> What is being asked
Answer these questions from the abstract on the ORC cycle below:
1. What publication type is listed for it?
2. During which phase of the cell cycle is Orc1 selectively released from chromatin in mammals?
3. According to the abstract, until what point does the "ORC cycle" prevent reinitiation of DNA replication?

|Depamphilis, M. - NIH|
Submitted to: Biochemistry and Molecular Biology Abstracts
Publication Type: Abstract Only
Publication Acceptance Date: April 3, 2003
Publication Date: N/A
Technical Abstract: The initiation of DNA replication in mammalian cells is a cell cycle-regulated process requiring the assembly of a pre-replication complex at origins of DNA replication during G1 phase. Recent results strongly suggest the "origin recognition complex" (ORC) determines where and when replication begins by limiting new initiation events to once-per-origin-per-cell division. While in both fission and budding yeast ORC remains stably bound to chromatin throughout the cell cycle, in mammals, Orc1 is selectively released from chromatin during S-phase, ubiquitinated, in some cases degraded, and then rebound to chromatin during the M to G1 transition where it initiates assembly of a pre-replication complex. Moreover, new evidence now suggests that protein kinase activity and phosphorylation of Orc1 are also involved in the regulation of the "ORC" function during the cell cycle. Cdc2/cdk1 was found tightly associated with Orc during the metaphase of the cell cycle, therefore prevent Orc1 from binding of chromatin. Thus, there exists in multicellular animals an 'ORC cycle" that prevents reinitiation of DNA replication until mitosis is complete and a nuclear membrane is assembled. We suggest that the first step in regulation cell division occurs when a functional ORC is assembled at specific DNA sites along the eukaryotic genome.

> Saved entries

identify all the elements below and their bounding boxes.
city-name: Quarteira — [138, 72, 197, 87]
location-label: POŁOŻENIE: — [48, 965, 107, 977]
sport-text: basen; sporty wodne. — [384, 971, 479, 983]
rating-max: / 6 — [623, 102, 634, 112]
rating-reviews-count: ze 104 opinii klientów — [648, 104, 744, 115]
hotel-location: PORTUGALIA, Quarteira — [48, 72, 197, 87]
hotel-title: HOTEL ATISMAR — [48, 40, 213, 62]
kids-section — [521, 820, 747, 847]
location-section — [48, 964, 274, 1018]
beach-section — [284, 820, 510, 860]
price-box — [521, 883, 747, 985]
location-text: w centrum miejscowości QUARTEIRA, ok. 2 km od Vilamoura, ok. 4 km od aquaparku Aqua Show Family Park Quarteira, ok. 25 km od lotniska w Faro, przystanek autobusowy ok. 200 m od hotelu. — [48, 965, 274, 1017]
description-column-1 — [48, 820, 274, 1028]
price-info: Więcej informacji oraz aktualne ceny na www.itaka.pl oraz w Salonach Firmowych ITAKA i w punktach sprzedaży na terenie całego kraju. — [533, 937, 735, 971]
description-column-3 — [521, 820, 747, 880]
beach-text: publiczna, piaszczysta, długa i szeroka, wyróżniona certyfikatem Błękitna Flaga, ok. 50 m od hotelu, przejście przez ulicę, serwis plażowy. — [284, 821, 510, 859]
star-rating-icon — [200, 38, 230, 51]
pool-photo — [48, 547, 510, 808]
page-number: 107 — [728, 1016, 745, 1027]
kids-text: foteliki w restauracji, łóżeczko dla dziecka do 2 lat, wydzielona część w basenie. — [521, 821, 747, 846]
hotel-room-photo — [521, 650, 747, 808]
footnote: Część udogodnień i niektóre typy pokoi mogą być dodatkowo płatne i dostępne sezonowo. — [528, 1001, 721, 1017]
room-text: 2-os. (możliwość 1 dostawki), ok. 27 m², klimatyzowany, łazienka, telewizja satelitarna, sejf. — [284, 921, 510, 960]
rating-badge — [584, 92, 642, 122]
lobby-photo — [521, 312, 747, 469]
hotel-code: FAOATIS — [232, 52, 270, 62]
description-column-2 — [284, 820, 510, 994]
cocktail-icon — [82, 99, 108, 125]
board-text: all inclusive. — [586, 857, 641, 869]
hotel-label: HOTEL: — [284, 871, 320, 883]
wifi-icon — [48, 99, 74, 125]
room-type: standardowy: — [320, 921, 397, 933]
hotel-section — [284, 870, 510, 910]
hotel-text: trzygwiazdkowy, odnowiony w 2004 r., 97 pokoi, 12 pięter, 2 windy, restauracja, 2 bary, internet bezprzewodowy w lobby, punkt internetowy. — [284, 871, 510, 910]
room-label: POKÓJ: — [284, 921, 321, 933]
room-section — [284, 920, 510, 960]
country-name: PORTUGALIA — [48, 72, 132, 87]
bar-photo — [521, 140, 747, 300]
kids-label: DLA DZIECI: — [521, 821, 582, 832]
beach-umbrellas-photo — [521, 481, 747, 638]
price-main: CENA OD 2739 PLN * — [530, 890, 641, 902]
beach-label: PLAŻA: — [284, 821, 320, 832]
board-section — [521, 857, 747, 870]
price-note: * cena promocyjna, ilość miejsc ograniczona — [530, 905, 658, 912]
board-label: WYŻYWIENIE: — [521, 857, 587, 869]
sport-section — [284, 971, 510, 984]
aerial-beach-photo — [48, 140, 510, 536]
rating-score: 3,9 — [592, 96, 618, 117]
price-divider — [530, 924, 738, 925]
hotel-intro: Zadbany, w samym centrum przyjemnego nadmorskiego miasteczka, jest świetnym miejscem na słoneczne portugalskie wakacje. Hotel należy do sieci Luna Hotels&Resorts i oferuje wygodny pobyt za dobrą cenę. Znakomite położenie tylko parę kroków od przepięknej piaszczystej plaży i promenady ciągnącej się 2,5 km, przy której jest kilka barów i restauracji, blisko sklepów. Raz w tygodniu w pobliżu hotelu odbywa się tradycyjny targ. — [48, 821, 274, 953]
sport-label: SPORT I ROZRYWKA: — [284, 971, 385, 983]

> Result for this exercise
1. Abstract Only.
2. S-phase.
3. Until mitosis is complete and a nuclear membrane is assembled.